*Dataset entries*.
------------------------

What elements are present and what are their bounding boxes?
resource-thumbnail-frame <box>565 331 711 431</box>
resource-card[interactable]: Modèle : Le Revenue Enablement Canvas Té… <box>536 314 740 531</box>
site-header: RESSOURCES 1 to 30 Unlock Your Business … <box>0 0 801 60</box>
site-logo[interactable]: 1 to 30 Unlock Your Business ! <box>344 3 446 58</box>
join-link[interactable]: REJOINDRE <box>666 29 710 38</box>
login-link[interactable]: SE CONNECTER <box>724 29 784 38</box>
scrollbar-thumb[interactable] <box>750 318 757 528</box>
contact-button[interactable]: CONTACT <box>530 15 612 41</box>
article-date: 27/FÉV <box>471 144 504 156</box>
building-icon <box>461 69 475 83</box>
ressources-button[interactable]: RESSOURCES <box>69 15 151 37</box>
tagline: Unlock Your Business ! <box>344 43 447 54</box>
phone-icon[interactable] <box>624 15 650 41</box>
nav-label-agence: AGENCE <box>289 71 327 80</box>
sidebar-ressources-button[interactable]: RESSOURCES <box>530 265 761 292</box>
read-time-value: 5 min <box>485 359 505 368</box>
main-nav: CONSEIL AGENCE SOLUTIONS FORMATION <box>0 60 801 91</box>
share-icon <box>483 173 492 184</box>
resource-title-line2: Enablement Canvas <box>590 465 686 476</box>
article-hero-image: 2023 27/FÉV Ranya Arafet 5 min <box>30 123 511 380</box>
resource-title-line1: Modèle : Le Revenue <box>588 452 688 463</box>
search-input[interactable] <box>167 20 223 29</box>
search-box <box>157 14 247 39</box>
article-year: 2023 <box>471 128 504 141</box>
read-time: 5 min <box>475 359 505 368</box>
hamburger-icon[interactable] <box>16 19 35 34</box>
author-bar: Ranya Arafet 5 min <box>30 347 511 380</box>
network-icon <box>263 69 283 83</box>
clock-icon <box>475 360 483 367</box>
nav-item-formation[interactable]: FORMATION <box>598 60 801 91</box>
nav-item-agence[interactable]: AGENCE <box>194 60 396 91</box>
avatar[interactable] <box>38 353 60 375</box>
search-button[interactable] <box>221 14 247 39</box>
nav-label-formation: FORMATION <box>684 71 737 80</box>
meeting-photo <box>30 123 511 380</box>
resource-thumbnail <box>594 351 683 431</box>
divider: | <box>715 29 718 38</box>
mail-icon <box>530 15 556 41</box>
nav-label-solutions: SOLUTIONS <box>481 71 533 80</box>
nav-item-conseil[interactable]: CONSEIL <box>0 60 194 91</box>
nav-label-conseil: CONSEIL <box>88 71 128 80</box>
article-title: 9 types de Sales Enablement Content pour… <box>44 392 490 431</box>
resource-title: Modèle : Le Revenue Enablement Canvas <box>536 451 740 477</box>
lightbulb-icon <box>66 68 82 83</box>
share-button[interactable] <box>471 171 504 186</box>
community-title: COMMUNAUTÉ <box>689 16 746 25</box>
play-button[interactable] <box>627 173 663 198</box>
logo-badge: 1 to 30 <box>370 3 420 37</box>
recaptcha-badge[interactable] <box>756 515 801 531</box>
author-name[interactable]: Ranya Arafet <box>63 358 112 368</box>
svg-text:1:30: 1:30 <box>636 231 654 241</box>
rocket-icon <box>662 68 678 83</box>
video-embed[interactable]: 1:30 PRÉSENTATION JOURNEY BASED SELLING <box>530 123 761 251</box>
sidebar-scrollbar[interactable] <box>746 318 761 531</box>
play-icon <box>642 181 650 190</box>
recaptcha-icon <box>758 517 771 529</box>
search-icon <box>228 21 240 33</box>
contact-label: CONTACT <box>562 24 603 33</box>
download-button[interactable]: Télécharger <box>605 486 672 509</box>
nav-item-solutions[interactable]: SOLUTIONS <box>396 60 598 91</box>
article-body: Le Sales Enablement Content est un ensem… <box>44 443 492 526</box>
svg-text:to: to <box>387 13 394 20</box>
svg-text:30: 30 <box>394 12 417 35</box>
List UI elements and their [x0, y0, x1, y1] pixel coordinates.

------------------------

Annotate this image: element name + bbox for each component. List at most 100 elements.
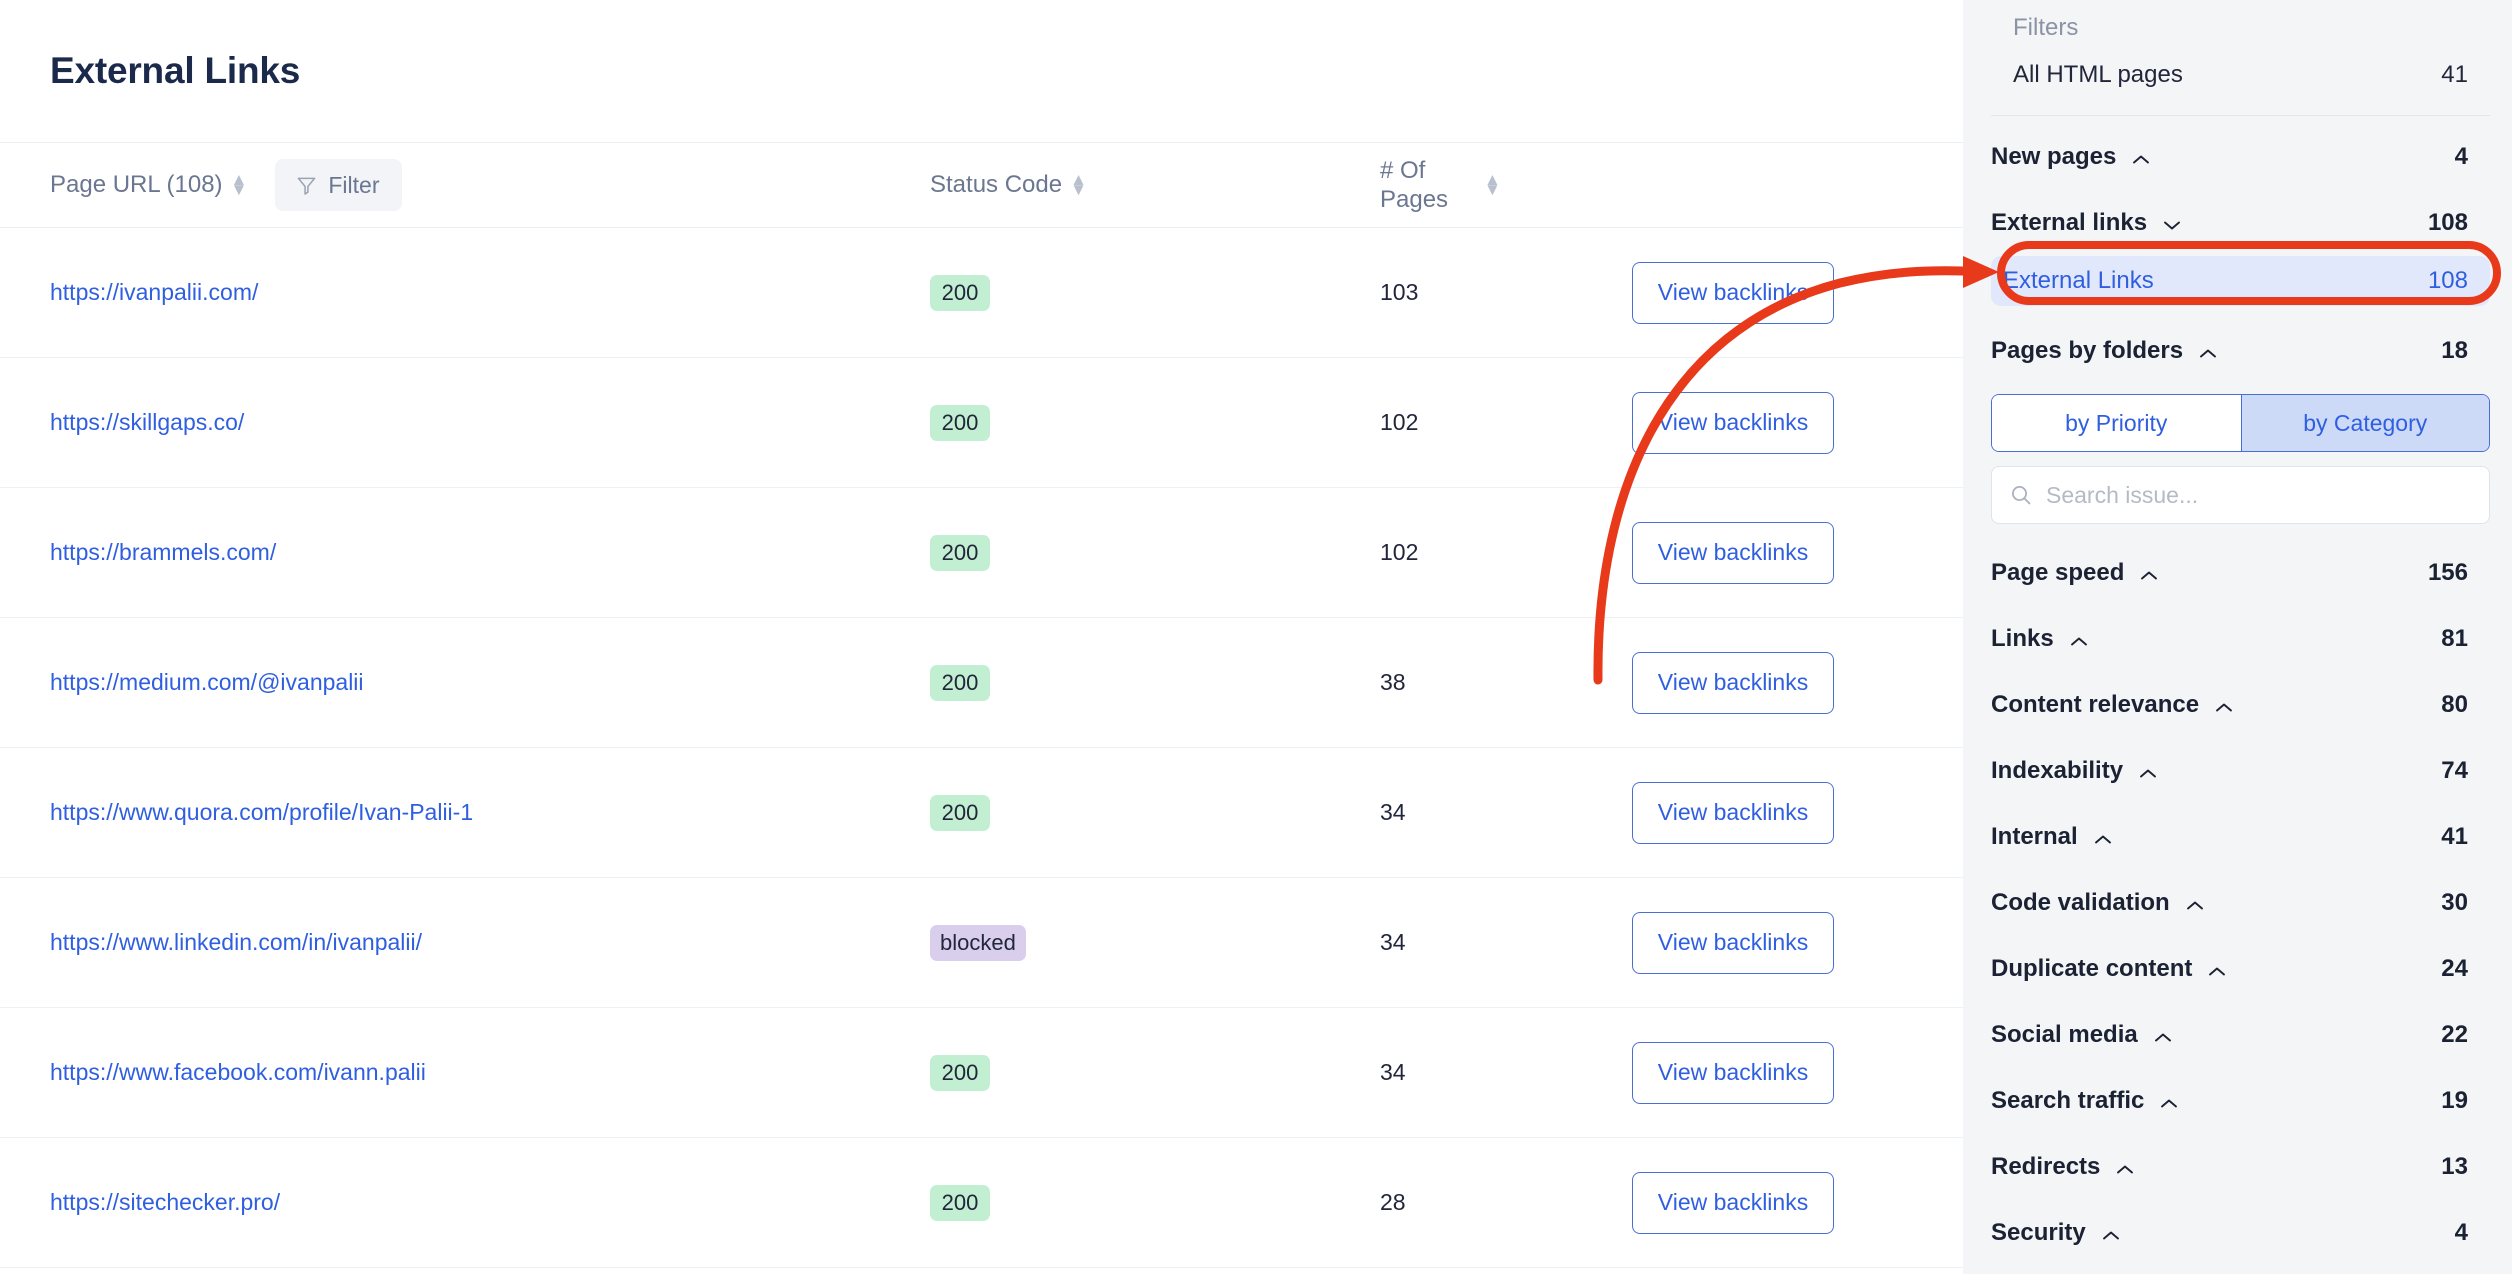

------------------------

*Exercise aim*.
Copy the stretch of items from the line containing "What elements are" through the line containing "login-link[interactable]: SE CONNECTER", reproducing each line without any change.

*The reply*.
What elements are present and what are their bounding boxes?
resource-thumbnail-frame <box>565 331 711 431</box>
resource-card[interactable]: Modèle : Le Revenue Enablement Canvas Té… <box>536 314 740 531</box>
site-header: RESSOURCES 1 to 30 Unlock Your Business … <box>0 0 801 60</box>
site-logo[interactable]: 1 to 30 Unlock Your Business ! <box>344 3 446 58</box>
join-link[interactable]: REJOINDRE <box>666 29 710 38</box>
login-link[interactable]: SE CONNECTER <box>724 29 784 38</box>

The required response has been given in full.